Entries from a visual dataset

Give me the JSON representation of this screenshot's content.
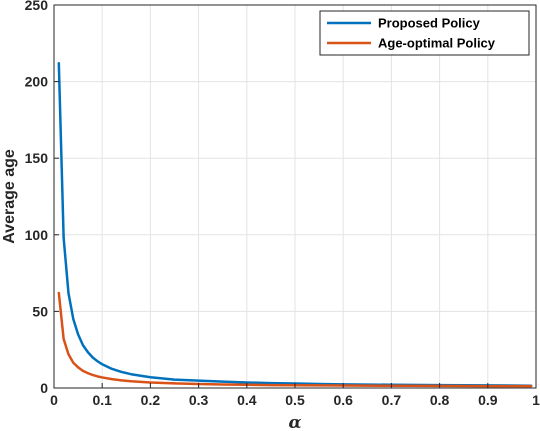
{
  "chart_data": {
    "type": "line",
    "title": "",
    "xlabel": "α",
    "ylabel": "Average age",
    "xlim": [
      0,
      1
    ],
    "ylim": [
      0,
      250
    ],
    "xticks": [
      "0",
      "0.1",
      "0.2",
      "0.3",
      "0.4",
      "0.5",
      "0.6",
      "0.7",
      "0.8",
      "0.9",
      "1"
    ],
    "yticks": [
      "0",
      "50",
      "100",
      "150",
      "200",
      "250"
    ],
    "grid": true,
    "legend_position": "top-right",
    "series": [
      {
        "name": "Proposed Policy",
        "color": "#0072BD",
        "x": [
          0.01,
          0.02,
          0.03,
          0.04,
          0.05,
          0.06,
          0.07,
          0.08,
          0.09,
          0.1,
          0.12,
          0.14,
          0.16,
          0.18,
          0.2,
          0.25,
          0.3,
          0.35,
          0.4,
          0.45,
          0.5,
          0.55,
          0.6,
          0.7,
          0.8,
          0.9,
          0.99
        ],
        "y": [
          212,
          98,
          62,
          45,
          35,
          28,
          23.5,
          20,
          17.5,
          15.5,
          12.5,
          10.5,
          9,
          8,
          7,
          5.5,
          4.8,
          4.2,
          3.6,
          3.2,
          2.9,
          2.6,
          2.4,
          2.1,
          1.9,
          1.7,
          1.5
        ]
      },
      {
        "name": "Age-optimal Policy",
        "color": "#D95319",
        "x": [
          0.01,
          0.02,
          0.03,
          0.04,
          0.05,
          0.06,
          0.07,
          0.08,
          0.09,
          0.1,
          0.12,
          0.14,
          0.16,
          0.18,
          0.2,
          0.25,
          0.3,
          0.35,
          0.4,
          0.45,
          0.5,
          0.55,
          0.6,
          0.7,
          0.8,
          0.9,
          0.99
        ],
        "y": [
          62,
          32,
          22,
          16.5,
          13.5,
          11.2,
          9.7,
          8.5,
          7.6,
          6.9,
          5.8,
          5.0,
          4.4,
          4.0,
          3.6,
          3.0,
          2.6,
          2.3,
          2.1,
          1.9,
          1.8,
          1.7,
          1.6,
          1.45,
          1.35,
          1.25,
          1.2
        ]
      }
    ]
  }
}
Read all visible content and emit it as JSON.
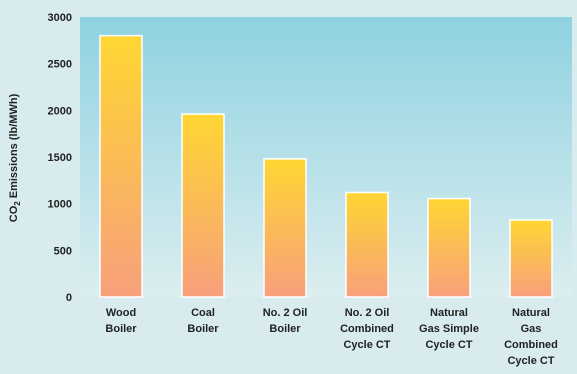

Exercise details
The records above should be reproduced exactly, with no pictures included.

Complete response
Give me the JSON representation of this screenshot's content.
{
  "chart_data": {
    "type": "line",
    "title": "",
    "xlabel": "α",
    "ylabel": "Average age",
    "xlim": [
      0,
      1
    ],
    "ylim": [
      0,
      250
    ],
    "xticks": [
      "0",
      "0.1",
      "0.2",
      "0.3",
      "0.4",
      "0.5",
      "0.6",
      "0.7",
      "0.8",
      "0.9",
      "1"
    ],
    "yticks": [
      "0",
      "50",
      "100",
      "150",
      "200",
      "250"
    ],
    "grid": true,
    "legend_position": "top-right",
    "series": [
      {
        "name": "Proposed Policy",
        "color": "#0072BD",
        "x": [
          0.01,
          0.02,
          0.03,
          0.04,
          0.05,
          0.06,
          0.07,
          0.08,
          0.09,
          0.1,
          0.12,
          0.14,
          0.16,
          0.18,
          0.2,
          0.25,
          0.3,
          0.35,
          0.4,
          0.45,
          0.5,
          0.55,
          0.6,
          0.7,
          0.8,
          0.9,
          0.99
        ],
        "y": [
          212,
          98,
          62,
          45,
          35,
          28,
          23.5,
          20,
          17.5,
          15.5,
          12.5,
          10.5,
          9,
          8,
          7,
          5.5,
          4.8,
          4.2,
          3.6,
          3.2,
          2.9,
          2.6,
          2.4,
          2.1,
          1.9,
          1.7,
          1.5
        ]
      },
      {
        "name": "Age-optimal Policy",
        "color": "#D95319",
        "x": [
          0.01,
          0.02,
          0.03,
          0.04,
          0.05,
          0.06,
          0.07,
          0.08,
          0.09,
          0.1,
          0.12,
          0.14,
          0.16,
          0.18,
          0.2,
          0.25,
          0.3,
          0.35,
          0.4,
          0.45,
          0.5,
          0.55,
          0.6,
          0.7,
          0.8,
          0.9,
          0.99
        ],
        "y": [
          62,
          32,
          22,
          16.5,
          13.5,
          11.2,
          9.7,
          8.5,
          7.6,
          6.9,
          5.8,
          5.0,
          4.4,
          4.0,
          3.6,
          3.0,
          2.6,
          2.3,
          2.1,
          1.9,
          1.8,
          1.7,
          1.6,
          1.45,
          1.35,
          1.25,
          1.2
        ]
      }
    ]
  }
}
Read all visible content and emit it as JSON.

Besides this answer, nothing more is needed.